>> Begin Source document
Urgency of Meeting Electricity Demand in China From Zero-Carbon Sources: Report

Urgency of Meeting Electricity Demand in China From Zero-Carbon Sources: Report

A new report has highlighted both the opportunity and urgency of meeting electricity demand growth in China from zero-carbon sources.

On September 22, 2020, President Xi Jinping announced that China will strive to peak emissions before 2030 and achieve carbon neutrality before 2060. This new climate pledge is a critical step forward in the global fight against climate change and reflects China’s determination to provide responsible global leadership. The Rocky Mountain Institute (RMI) and Energy Transitions Commission (ETC) have released a report which highlights both the opportunity and urgency of meeting electricity demand growth in China almost entirely from zero-carbon generation sources.

The report ‘China’s Zero-Carbon Electricity Growth in the 2020s: A Vital Step Toward Carbon Neutrality’, outlines a scenario for 2030 that demonstrates that zero-carbon generation is economically and technologically feasible in China. It further outlines recommendations for policies and a plan to deliver them during the 14th Five-Year Plan.

The report details that the key to achieving the goal, set by Xi, is to electrify as much of the economy as possible and to ensure that almost all electricity is generated from zero-carbon resources well before 2060. The appropriate strategy compatible with China’s long-term carbon-neutrality target should be to ensure that almost all growth in China’s electricity generating capacity is zero carbon, with no new coal investment.

“The only route to a zero-carbon economy, in China as across the world China, is through massive green electrification. China’s hugely important commitments to reach carbon neutrality before 2060 and to peak emissions by 2030 should therefore be matched by a key strategy for the 2020s—with all electricity system growth coming from zero-carbon sources, and no new coal investments in the 14th Five-Year Plan. This report shows that such a strategy is easily technically possible and economically desirable,” said Lord Adair Turner, chairman of the Energy Transitions Commission.

The report assesses a zero-carbon investment scenario for 2030 aligned with what is needed to decarbonise China’s power sector by 2050, and assumes:

  • Electricity supply reaches 11,000 TWh by 2030, an increase of 54 percent above current levels;
  • No new coal capacity is added beyond the 1,041 GW in place in 2019, but there is a slight increase in coal generation as existing assets are used more intensely;
  • Considering the increasingly competitive economics of renewables, wind and solar capacity reach 1,650 GW in 2030, contributing 28 percent to total generation in that year; and
  • Total non-fossil fuel generation reaches 53 percent of the total, slightly above the target of 50 percent proposed by China’s government in 2016.
>> End Source document
>> Begin Source data
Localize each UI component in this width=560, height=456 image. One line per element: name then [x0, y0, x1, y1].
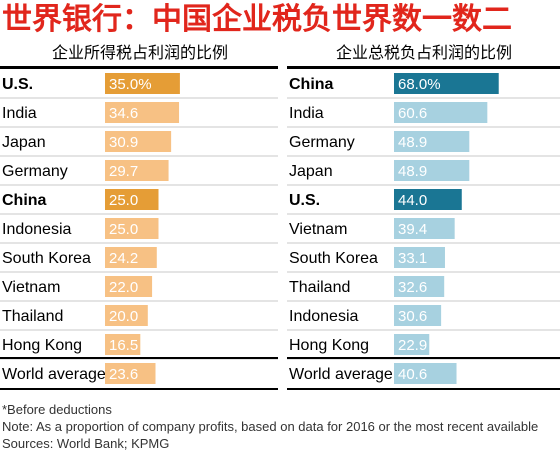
>> End Source data
[Aim 1] Write out the passage from the article on China's zero-carbon electricity from "On September 22, 2020, President" to "zero-carbon generation sources.".
[Aim 2]
Answer these questions using the article on China's zero-carbon electricity.
(a) On what date did President Xi Jinping announce the carbon neutrality pledge?
(b) How much coal capacity was in place in 2019?
(c) What wind and solar capacity does the scenario reach in 2030?
The data is material kept apart from the article on China's zero-carbon electricity.

[Correct answer 1]
On September 22, 2020, President Xi Jinping announced that China will strive to peak emissions before 2030 and achieve carbon neutrality before 2060. This new climate pledge is a critical step forward in the global fight against climate change and reflects China’s determination to provide responsible global leadership. The Rocky Mountain Institute (RMI) and Energy Transitions Commission (ETC) have released a report which highlights both the opportunity and urgency of meeting electricity demand growth in China almost entirely from zero-carbon generation sources.

[Correct answer 2]
(a) September 22, 2020
(b) 1,041 GW
(c) 1,650 GW